Report every line in the listing that contains the string "them".
++++ Supplied data ++++
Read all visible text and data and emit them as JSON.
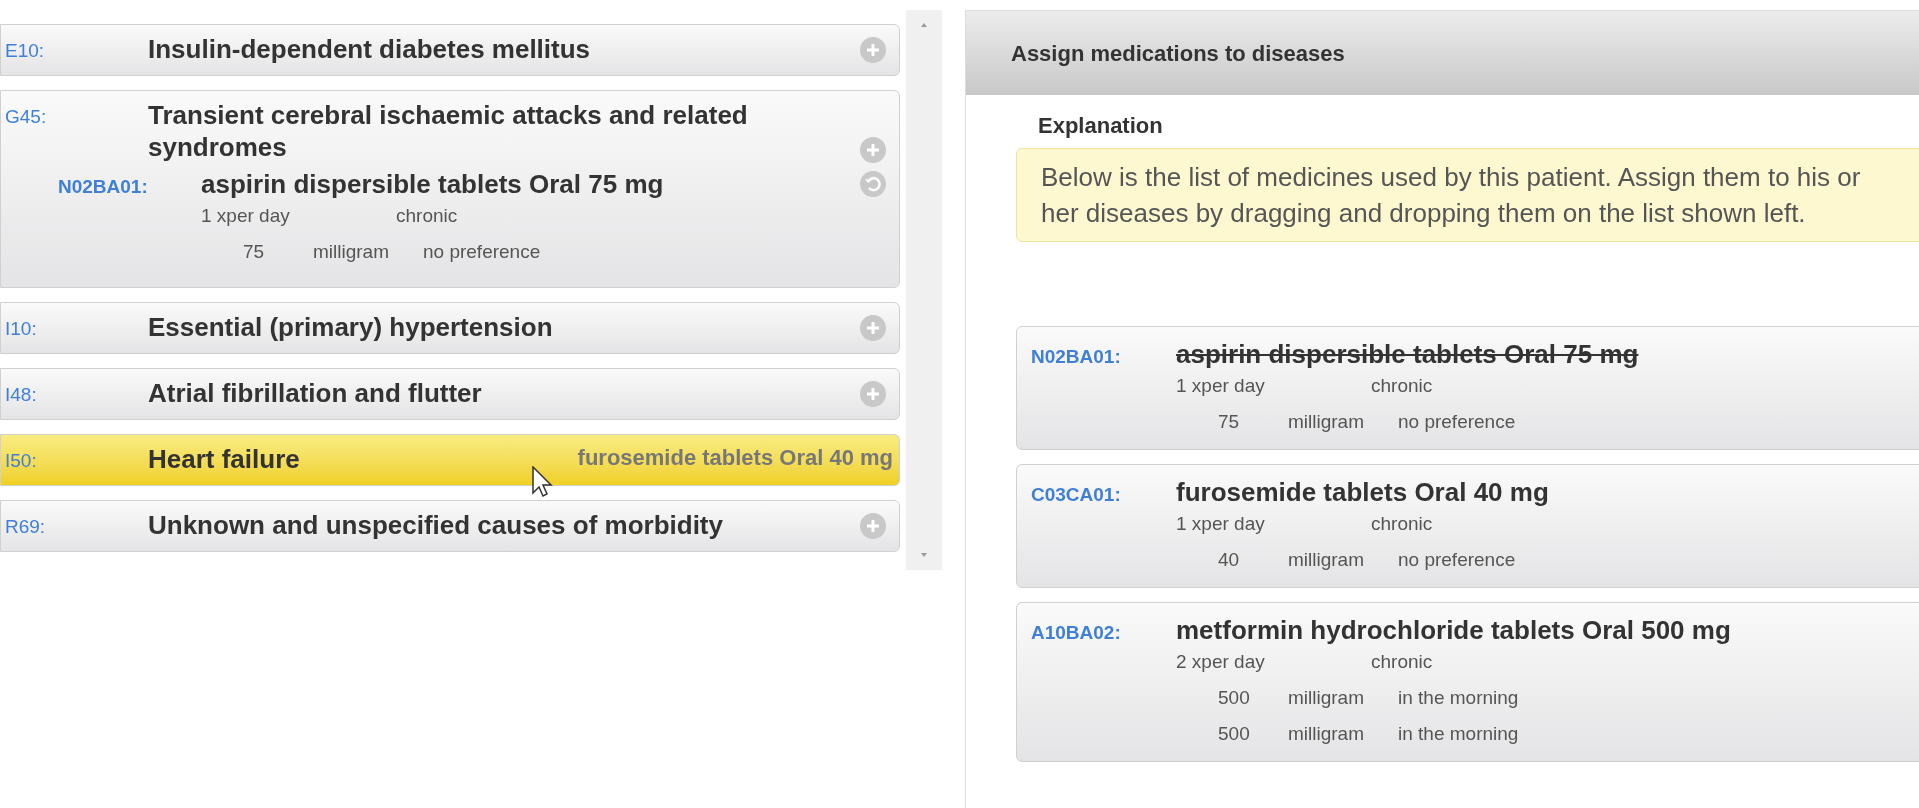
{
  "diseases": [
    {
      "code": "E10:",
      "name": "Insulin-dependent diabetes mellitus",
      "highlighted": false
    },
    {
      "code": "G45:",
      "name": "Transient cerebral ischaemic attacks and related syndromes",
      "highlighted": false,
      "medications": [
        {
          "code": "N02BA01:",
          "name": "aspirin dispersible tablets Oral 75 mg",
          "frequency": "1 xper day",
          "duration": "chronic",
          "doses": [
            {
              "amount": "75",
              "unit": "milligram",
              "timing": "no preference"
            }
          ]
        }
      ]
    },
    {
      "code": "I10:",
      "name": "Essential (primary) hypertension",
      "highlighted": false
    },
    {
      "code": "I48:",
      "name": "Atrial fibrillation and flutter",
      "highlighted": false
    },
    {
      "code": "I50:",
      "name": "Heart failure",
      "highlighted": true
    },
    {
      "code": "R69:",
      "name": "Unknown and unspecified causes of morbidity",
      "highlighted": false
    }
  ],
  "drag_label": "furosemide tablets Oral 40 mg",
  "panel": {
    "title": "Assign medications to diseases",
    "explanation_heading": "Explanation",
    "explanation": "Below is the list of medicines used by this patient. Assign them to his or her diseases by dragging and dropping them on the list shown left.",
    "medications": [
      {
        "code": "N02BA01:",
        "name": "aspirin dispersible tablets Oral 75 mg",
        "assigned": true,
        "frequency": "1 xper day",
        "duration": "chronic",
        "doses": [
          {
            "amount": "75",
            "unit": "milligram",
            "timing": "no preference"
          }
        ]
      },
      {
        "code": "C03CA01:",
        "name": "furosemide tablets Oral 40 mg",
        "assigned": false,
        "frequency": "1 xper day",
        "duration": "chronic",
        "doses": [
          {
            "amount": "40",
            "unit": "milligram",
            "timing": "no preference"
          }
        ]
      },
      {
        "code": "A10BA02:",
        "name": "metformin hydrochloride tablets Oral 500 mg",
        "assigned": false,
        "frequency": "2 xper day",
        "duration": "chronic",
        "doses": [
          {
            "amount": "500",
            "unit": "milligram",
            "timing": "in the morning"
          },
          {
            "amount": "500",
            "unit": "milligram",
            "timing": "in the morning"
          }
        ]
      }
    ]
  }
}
++++
Solution:
Read all visible text and data and emit them as JSON.
    "explanation": "Below is the list of medicines used by this patient. Assign them to his or her diseases by dragging and dropping them on the list shown left.",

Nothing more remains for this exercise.